● **What to work on**
Which lines in the records below contain the word "同步阅读"? Copy each of them.

Extracted records:

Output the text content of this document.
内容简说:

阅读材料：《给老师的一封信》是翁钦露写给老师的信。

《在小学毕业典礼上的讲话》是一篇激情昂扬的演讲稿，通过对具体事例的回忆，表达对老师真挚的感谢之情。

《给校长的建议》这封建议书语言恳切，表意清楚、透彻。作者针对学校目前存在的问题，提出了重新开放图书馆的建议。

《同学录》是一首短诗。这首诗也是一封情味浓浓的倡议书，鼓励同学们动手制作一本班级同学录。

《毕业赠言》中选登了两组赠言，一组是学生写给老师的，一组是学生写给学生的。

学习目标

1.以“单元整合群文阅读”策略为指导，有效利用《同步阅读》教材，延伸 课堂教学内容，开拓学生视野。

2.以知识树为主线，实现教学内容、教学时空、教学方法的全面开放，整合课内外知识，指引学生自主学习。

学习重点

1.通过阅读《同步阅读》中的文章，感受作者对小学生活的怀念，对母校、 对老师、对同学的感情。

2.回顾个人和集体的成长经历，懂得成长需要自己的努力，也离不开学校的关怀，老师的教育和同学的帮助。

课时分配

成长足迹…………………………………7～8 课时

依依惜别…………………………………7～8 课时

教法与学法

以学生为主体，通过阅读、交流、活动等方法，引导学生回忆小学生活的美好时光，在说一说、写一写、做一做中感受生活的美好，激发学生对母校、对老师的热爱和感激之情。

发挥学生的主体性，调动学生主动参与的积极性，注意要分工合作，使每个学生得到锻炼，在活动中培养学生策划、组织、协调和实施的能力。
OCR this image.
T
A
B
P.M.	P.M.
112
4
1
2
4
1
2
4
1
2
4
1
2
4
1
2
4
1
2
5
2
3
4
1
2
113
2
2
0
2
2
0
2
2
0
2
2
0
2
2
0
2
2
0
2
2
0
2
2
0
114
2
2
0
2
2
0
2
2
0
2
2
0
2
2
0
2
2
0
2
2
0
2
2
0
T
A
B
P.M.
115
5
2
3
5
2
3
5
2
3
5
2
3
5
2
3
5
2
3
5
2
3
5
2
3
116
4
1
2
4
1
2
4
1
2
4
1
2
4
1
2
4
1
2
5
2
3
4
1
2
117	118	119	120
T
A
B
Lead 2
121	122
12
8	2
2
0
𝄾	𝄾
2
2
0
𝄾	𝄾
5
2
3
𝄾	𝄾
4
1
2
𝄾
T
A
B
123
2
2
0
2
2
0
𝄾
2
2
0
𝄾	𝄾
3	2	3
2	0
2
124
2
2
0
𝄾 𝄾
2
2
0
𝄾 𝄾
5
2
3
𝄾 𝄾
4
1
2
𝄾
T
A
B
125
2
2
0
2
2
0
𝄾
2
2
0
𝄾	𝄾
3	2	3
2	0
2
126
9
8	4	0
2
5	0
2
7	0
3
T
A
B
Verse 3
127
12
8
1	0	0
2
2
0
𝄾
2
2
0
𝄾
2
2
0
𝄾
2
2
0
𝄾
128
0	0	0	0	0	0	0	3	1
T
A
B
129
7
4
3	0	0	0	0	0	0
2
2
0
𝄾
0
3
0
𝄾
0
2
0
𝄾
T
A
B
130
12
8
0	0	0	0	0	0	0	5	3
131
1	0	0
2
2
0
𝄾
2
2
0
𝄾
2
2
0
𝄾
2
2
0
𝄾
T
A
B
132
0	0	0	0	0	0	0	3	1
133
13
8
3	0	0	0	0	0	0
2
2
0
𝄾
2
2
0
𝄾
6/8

● **Worked solution**
1.以“单元整合群文阅读”策略为指导，有效利用《同步阅读》教材，延伸 课堂教学内容，开拓学生视野。
1.通过阅读《同步阅读》中的文章，感受作者对小学生活的怀念，对母校、 对老师、对同学的感情。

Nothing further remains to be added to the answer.